*Required task 1:* Transcribe the article on real-time object detection with Flutter in full, keeping every word as it stands.

*Document segment:*
────────
This article is the 16th day of the Flutter #1 Advent Calendar 2020.
The year 2020 was a year of intense activity. Looking back at my 2020 from a technical perspective, I personally spent most of the year immersed in Flutter, both for business and pleasure.
I made a lot of apps, but I had never made an app related to machine learning before. So, I took the opportunity of the Advent Calendar to make the following object detection app.
This article explains how to create a real-time object detection application using Flutter.
TensorFlow Lite will be used as the machine learning framework.
TensorFlow Lite (hereinafter referred to as “TFLite”) is a deep learning framework for performing inference on mobile devices.
tflite_flutter is a library that binds the C++ API of TFLite with dart:ffi and makes it available to Flutter.
In addition, tflite_flutter_helper is a library for preprocessing images in TFLite.
Here, we will use tflite_flutter and tflite_flutter_helper to use TFLite from Flutter.
First, add the list of libraries to be used in this application to pubspec.yaml.
dependencies:
flutter:
sdk: flutter
hooks_riverpod: ">=0.12.0 <1.0.0"
flutter_hooks: ">=0.14.0 <1.0.0"
tflite_flutter: ">=0.5.0 <1.0.0"
tflite_flutter_helper: ">=0.1.2 <1.0.0"
camera: ">=0.5.8 <1.0.0"
────────
*Provided data:*

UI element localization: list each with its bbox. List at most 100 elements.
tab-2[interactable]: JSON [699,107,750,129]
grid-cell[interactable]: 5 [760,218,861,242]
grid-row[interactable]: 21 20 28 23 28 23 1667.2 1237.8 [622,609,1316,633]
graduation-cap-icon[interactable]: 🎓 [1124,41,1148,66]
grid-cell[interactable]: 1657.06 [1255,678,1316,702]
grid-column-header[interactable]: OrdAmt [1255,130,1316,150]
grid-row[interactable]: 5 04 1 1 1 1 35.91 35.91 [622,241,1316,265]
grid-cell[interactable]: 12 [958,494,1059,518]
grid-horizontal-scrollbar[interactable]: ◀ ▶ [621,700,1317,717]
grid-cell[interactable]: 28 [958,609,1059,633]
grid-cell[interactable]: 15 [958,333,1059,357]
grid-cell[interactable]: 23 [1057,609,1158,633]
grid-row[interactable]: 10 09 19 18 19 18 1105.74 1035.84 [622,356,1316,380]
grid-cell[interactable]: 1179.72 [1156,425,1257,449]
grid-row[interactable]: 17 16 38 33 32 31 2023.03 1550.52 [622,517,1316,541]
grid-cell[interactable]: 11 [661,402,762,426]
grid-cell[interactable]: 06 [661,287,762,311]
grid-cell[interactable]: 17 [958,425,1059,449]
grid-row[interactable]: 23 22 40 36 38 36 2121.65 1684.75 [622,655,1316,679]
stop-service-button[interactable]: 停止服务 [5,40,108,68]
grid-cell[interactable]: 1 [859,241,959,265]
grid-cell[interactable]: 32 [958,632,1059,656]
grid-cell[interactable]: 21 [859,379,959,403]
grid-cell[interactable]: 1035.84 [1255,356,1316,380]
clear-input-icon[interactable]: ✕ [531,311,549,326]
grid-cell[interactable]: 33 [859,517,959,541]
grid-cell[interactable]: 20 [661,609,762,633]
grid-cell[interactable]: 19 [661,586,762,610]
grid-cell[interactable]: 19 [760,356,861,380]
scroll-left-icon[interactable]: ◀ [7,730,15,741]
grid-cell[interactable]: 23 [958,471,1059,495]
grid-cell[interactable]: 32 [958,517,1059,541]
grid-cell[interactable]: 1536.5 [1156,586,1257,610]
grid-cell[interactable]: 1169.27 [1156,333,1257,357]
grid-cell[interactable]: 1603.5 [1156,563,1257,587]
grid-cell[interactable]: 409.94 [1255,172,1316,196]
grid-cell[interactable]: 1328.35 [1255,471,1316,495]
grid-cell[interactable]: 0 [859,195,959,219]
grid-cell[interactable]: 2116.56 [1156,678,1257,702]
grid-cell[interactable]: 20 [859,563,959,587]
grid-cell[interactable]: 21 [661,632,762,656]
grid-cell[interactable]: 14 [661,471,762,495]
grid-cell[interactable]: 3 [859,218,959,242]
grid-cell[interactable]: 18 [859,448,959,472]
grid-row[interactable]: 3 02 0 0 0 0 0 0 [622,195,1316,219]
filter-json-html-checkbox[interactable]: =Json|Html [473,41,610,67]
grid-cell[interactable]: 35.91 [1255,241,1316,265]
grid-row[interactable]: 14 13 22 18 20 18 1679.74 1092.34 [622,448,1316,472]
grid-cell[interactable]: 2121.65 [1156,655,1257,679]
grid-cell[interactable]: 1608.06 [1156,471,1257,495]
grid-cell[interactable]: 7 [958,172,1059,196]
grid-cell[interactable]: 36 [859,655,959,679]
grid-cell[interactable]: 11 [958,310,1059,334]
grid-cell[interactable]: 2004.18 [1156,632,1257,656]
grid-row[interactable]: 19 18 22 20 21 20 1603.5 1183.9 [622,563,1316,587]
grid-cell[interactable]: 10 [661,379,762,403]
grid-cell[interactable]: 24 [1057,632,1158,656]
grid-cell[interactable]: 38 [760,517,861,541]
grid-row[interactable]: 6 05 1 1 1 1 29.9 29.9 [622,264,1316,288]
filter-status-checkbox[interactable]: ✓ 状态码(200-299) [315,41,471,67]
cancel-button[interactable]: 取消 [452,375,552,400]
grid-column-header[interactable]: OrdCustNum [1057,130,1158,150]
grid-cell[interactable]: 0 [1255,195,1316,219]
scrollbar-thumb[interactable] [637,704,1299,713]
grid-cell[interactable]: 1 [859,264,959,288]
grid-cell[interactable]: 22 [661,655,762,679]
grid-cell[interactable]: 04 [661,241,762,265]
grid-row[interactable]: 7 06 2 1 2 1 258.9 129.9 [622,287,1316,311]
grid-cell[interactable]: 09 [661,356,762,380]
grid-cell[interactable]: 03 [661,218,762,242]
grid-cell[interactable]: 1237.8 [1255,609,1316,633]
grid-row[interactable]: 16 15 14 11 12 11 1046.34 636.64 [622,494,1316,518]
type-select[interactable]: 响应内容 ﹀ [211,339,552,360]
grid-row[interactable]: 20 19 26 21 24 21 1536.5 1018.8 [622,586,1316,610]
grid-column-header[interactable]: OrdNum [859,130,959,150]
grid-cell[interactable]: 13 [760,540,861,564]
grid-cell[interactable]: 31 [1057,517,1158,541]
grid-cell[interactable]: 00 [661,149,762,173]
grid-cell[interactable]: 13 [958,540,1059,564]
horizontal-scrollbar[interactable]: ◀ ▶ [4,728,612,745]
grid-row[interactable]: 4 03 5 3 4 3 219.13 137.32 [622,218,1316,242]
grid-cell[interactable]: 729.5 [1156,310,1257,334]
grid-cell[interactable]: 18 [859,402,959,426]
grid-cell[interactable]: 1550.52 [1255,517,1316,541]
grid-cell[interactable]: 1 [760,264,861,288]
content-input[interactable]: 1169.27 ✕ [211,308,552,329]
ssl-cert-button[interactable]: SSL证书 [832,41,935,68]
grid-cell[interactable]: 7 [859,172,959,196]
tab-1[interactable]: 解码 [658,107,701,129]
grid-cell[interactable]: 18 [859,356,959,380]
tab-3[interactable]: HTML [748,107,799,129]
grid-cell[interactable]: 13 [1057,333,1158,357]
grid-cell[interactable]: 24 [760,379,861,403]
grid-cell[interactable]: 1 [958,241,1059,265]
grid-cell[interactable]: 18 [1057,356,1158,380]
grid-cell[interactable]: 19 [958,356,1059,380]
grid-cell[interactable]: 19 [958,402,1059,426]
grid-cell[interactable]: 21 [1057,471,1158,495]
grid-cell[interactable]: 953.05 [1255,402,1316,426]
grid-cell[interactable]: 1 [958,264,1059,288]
────────
*Required task 2:* Format the stretch of the records from their first line through the line that contains "grid-cell[interactable]: 1169.27 [1156,333,1257,357]" as a Markdown table with the columns No. and Line. Give each line's row number and text, and leave out blank lines.

*Complete answer 1:*
This article is the 16th day of the Flutter #1 Advent Calendar 2020.
The year 2020 was a year of intense activity. Looking back at my 2020 from a technical perspective, I personally spent most of the year immersed in Flutter, both for business and pleasure.
I made a lot of apps, but I had never made an app related to machine learning before. So, I took the opportunity of the Advent Calendar to make the following object detection app.
This article explains how to create a real-time object detection application using Flutter.
TensorFlow Lite will be used as the machine learning framework.
TensorFlow Lite (hereinafter referred to as “TFLite”) is a deep learning framework for performing inference on mobile devices.
tflite_flutter is a library that binds the C++ API of TFLite with dart:ffi and makes it available to Flutter.
In addition, tflite_flutter_helper is a library for preprocessing images in TFLite.
Here, we will use tflite_flutter and tflite_flutter_helper to use TFLite from Flutter.
First, add the list of libraries to be used in this application to pubspec.yaml.
dependencies:
flutter:
sdk: flutter
hooks_riverpod: ">=0.12.0 <1.0.0"
flutter_hooks: ">=0.14.0 <1.0.0"
tflite_flutter: ">=0.5.0 <1.0.0"
tflite_flutter_helper: ">=0.1.2 <1.0.0"
camera: ">=0.5.8 <1.0.0"

*Complete answer 2:*
| No. | Line |
|---|---|
| 1 | UI element localization: list each with its bbox. List at most 100 elements. |
| 2 | tab-2[interactable]: JSON [699,107,750,129] |
| 3 | grid-cell[interactable]: 5 [760,218,861,242] |
| 4 | grid-row[interactable]: 21 20 28 23 28 23 1667.2 1237.8 [622,609,1316,633] |
| 5 | graduation-cap-icon[interactable]: 🎓 [1124,41,1148,66] |
| 6 | grid-cell[interactable]: 1657.06 [1255,678,1316,702] |
| 7 | grid-column-header[interactable]: OrdAmt [1255,130,1316,150] |
| 8 | grid-row[interactable]: 5 04 1 1 1 1 35.91 35.91 [622,241,1316,265] |
| 9 | grid-cell[interactable]: 12 [958,494,1059,518] |
| 10 | grid-horizontal-scrollbar[interactable]: ◀ ▶ [621,700,1317,717] |
| 11 | grid-cell[interactable]: 28 [958,609,1059,633] |
| 12 | grid-cell[interactable]: 15 [958,333,1059,357] |
| 13 | grid-cell[interactable]: 23 [1057,609,1158,633] |
| 14 | grid-row[interactable]: 10 09 19 18 19 18 1105.74 1035.84 [622,356,1316,380] |
| 15 | grid-cell[interactable]: 1179.72 [1156,425,1257,449] |
| 16 | grid-row[interactable]: 17 16 38 33 32 31 2023.03 1550.52 [622,517,1316,541] |
| 17 | grid-cell[interactable]: 11 [661,402,762,426] |
| 18 | grid-cell[interactable]: 06 [661,287,762,311] |
| 19 | grid-cell[interactable]: 17 [958,425,1059,449] |
| 20 | grid-row[interactable]: 23 22 40 36 38 36 2121.65 1684.75 [622,655,1316,679] |
| 21 | stop-service-button[interactable]: 停止服务 [5,40,108,68] |
| 22 | grid-cell[interactable]: 1 [859,241,959,265] |
| 23 | grid-cell[interactable]: 32 [958,632,1059,656] |
| 24 | grid-cell[interactable]: 21 [859,379,959,403] |
| 25 | grid-cell[interactable]: 1035.84 [1255,356,1316,380] |
| 26 | clear-input-icon[interactable]: ✕ [531,311,549,326] |
| 27 | grid-cell[interactable]: 33 [859,517,959,541] |
| 28 | grid-cell[interactable]: 20 [661,609,762,633] |
| 29 | grid-cell[interactable]: 19 [661,586,762,610] |
| 30 | grid-cell[interactable]: 19 [760,356,861,380] |
| 31 | scroll-left-icon[interactable]: ◀ [7,730,15,741] |
| 32 | grid-cell[interactable]: 23 [958,471,1059,495] |
| 33 | grid-cell[interactable]: 32 [958,517,1059,541] |
| 34 | grid-cell[interactable]: 1536.5 [1156,586,1257,610] |
| 35 | grid-cell[interactable]: 1169.27 [1156,333,1257,357] |